*Objective*
Output the data that follows exactly, line for line.

--- begin Record excerpts ---

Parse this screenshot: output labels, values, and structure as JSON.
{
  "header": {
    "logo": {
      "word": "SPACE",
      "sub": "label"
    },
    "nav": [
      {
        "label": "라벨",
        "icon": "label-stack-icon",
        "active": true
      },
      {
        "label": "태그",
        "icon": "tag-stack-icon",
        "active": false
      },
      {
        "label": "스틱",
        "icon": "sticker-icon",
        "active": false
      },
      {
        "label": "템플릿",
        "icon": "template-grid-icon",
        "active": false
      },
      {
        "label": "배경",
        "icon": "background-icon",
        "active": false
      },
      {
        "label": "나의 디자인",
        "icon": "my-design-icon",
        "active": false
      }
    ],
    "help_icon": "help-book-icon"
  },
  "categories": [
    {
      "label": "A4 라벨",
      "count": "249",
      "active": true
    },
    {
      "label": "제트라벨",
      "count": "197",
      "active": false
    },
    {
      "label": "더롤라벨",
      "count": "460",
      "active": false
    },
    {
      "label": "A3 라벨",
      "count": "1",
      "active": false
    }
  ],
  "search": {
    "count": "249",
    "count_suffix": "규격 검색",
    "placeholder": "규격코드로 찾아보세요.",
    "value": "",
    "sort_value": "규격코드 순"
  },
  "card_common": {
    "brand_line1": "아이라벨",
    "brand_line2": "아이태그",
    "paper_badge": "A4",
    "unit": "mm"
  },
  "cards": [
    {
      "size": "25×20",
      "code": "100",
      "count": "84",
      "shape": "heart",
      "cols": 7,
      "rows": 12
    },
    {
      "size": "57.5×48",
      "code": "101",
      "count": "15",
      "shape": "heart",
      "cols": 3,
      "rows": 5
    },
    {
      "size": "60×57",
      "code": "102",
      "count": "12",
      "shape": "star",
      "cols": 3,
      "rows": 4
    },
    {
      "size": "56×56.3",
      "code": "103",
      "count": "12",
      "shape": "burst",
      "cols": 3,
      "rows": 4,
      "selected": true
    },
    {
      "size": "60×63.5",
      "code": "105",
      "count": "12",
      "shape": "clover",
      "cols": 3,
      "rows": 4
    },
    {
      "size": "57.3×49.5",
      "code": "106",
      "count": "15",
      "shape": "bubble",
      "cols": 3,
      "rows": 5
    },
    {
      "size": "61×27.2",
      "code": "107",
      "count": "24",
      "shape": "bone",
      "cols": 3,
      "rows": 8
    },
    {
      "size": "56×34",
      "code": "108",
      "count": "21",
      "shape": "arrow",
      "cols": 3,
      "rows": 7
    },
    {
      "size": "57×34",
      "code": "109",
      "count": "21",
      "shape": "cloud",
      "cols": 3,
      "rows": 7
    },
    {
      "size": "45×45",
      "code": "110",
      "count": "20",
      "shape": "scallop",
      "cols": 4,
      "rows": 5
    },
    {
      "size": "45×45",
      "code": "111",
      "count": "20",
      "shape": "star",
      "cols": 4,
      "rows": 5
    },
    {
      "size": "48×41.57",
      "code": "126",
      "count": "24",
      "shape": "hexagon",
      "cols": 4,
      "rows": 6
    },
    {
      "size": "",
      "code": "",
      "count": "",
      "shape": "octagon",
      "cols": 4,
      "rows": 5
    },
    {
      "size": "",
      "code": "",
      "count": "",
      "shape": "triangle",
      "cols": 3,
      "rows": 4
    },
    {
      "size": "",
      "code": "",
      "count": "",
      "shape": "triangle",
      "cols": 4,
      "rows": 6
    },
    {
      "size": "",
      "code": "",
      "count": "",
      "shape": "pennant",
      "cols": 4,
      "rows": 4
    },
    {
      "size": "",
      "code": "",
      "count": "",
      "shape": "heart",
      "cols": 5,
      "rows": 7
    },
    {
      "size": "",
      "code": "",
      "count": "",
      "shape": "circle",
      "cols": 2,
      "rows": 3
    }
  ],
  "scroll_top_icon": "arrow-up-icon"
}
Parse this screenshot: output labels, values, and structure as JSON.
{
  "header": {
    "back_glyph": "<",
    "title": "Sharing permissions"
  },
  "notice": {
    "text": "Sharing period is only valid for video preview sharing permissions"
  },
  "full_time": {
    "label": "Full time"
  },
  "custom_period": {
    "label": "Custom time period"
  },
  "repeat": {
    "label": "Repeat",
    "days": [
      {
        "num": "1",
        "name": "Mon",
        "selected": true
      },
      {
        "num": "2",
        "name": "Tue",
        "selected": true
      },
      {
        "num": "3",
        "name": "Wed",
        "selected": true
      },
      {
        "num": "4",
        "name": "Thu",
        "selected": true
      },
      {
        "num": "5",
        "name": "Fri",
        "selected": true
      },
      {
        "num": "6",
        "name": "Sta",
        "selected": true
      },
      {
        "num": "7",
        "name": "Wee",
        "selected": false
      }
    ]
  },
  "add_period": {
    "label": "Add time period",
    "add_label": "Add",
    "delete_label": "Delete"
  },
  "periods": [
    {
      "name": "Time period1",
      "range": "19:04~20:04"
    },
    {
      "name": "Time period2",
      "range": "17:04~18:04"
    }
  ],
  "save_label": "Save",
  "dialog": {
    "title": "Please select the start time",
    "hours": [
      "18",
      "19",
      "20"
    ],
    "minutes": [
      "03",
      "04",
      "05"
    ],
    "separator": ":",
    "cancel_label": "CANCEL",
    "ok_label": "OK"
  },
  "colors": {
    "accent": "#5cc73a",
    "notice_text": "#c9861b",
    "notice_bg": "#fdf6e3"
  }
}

--- end Record excerpts ---

*Exercise response*
Parse this screenshot: output labels, values, and structure as JSON.
{
  "header": {
    "logo": {
      "word": "SPACE",
      "sub": "label"
    },
    "nav": [
      {
        "label": "라벨",
        "icon": "label-stack-icon",
        "active": true
      },
      {
        "label": "태그",
        "icon": "tag-stack-icon",
        "active": false
      },
      {
        "label": "스틱",
        "icon": "sticker-icon",
        "active": false
      },
      {
        "label": "템플릿",
        "icon": "template-grid-icon",
        "active": false
      },
      {
        "label": "배경",
        "icon": "background-icon",
        "active": false
      },
      {
        "label": "나의 디자인",
        "icon": "my-design-icon",
        "active": false
      }
    ],
    "help_icon": "help-book-icon"
  },
  "categories": [
    {
      "label": "A4 라벨",
      "count": "249",
      "active": true
    },
    {
      "label": "제트라벨",
      "count": "197",
      "active": false
    },
    {
      "label": "더롤라벨",
      "count": "460",
      "active": false
    },
    {
      "label": "A3 라벨",
      "count": "1",
      "active": false
    }
  ],
  "search": {
    "count": "249",
    "count_suffix": "규격 검색",
    "placeholder": "규격코드로 찾아보세요.",
    "value": "",
    "sort_value": "규격코드 순"
  },
  "card_common": {
    "brand_line1": "아이라벨",
    "brand_line2": "아이태그",
    "paper_badge": "A4",
    "unit": "mm"
  },
  "cards": [
    {
      "size": "25×20",
      "code": "100",
      "count": "84",
      "shape": "heart",
      "cols": 7,
      "rows": 12
    },
    {
      "size": "57.5×48",
      "code": "101",
      "count": "15",
      "shape": "heart",
      "cols": 3,
      "rows": 5
    },
    {
      "size": "60×57",
      "code": "102",
      "count": "12",
      "shape": "star",
      "cols": 3,
      "rows": 4
    },
    {
      "size": "56×56.3",
      "code": "103",
      "count": "12",
      "shape": "burst",
      "cols": 3,
      "rows": 4,
      "selected": true
    },
    {
      "size": "60×63.5",
      "code": "105",
      "count": "12",
      "shape": "clover",
      "cols": 3,
      "rows": 4
    },
    {
      "size": "57.3×49.5",
      "code": "106",
      "count": "15",
      "shape": "bubble",
      "cols": 3,
      "rows": 5
    },
    {
      "size": "61×27.2",
      "code": "107",
      "count": "24",
      "shape": "bone",
      "cols": 3,
      "rows": 8
    },
    {
      "size": "56×34",
      "code": "108",
      "count": "21",
      "shape": "arrow",
      "cols": 3,
      "rows": 7
    },
    {
      "size": "57×34",
      "code": "109",
      "count": "21",
      "shape": "cloud",
      "cols": 3,
      "rows": 7
    },
    {
      "size": "45×45",
      "code": "110",
      "count": "20",
      "shape": "scallop",
      "cols": 4,
      "rows": 5
    },
    {
      "size": "45×45",
      "code": "111",
      "count": "20",
      "shape": "star",
      "cols": 4,
      "rows": 5
    },
    {
      "size": "48×41.57",
      "code": "126",
      "count": "24",
      "shape": "hexagon",
      "cols": 4,
      "rows": 6
    },
    {
      "size": "",
      "code": "",
      "count": "",
      "shape": "octagon",
      "cols": 4,
      "rows": 5
    },
    {
      "size": "",
      "code": "",
      "count": "",
      "shape": "triangle",
      "cols": 3,
      "rows": 4
    },
    {
      "size": "",
      "code": "",
      "count": "",
      "shape": "triangle",
      "cols": 4,
      "rows": 6
    },
    {
      "size": "",
      "code": "",
      "count": "",
      "shape": "pennant",
      "cols": 4,
      "rows": 4
    },
    {
      "size": "",
      "code": "",
      "count": "",
      "shape": "heart",
      "cols": 5,
      "rows": 7
    },
    {
      "size": "",
      "code": "",
      "count": "",
      "shape": "circle",
      "cols": 2,
      "rows": 3
    }
  ],
  "scroll_top_icon": "arrow-up-icon"
}
Parse this screenshot: output labels, values, and structure as JSON.
{
  "header": {
    "back_glyph": "<",
    "title": "Sharing permissions"
  },
  "notice": {
    "text": "Sharing period is only valid for video preview sharing permissions"
  },
  "full_time": {
    "label": "Full time"
  },
  "custom_period": {
    "label": "Custom time period"
  },
  "repeat": {
    "label": "Repeat",
    "days": [
      {
        "num": "1",
        "name": "Mon",
        "selected": true
      },
      {
        "num": "2",
        "name": "Tue",
        "selected": true
      },
      {
        "num": "3",
        "name": "Wed",
        "selected": true
      },
      {
        "num": "4",
        "name": "Thu",
        "selected": true
      },
      {
        "num": "5",
        "name": "Fri",
        "selected": true
      },
      {
        "num": "6",
        "name": "Sta",
        "selected": true
      },
      {
        "num": "7",
        "name": "Wee",
        "selected": false
      }
    ]
  },
  "add_period": {
    "label": "Add time period",
    "add_label": "Add",
    "delete_label": "Delete"
  },
  "periods": [
    {
      "name": "Time period1",
      "range": "19:04~20:04"
    },
    {
      "name": "Time period2",
      "range": "17:04~18:04"
    }
  ],
  "save_label": "Save",
  "dialog": {
    "title": "Please select the start time",
    "hours": [
      "18",
      "19",
      "20"
    ],
    "minutes": [
      "03",
      "04",
      "05"
    ],
    "separator": ":",
    "cancel_label": "CANCEL",
    "ok_label": "OK"
  },
  "colors": {
    "accent": "#5cc73a",
    "notice_text": "#c9861b",
    "notice_bg": "#fdf6e3"
  }
}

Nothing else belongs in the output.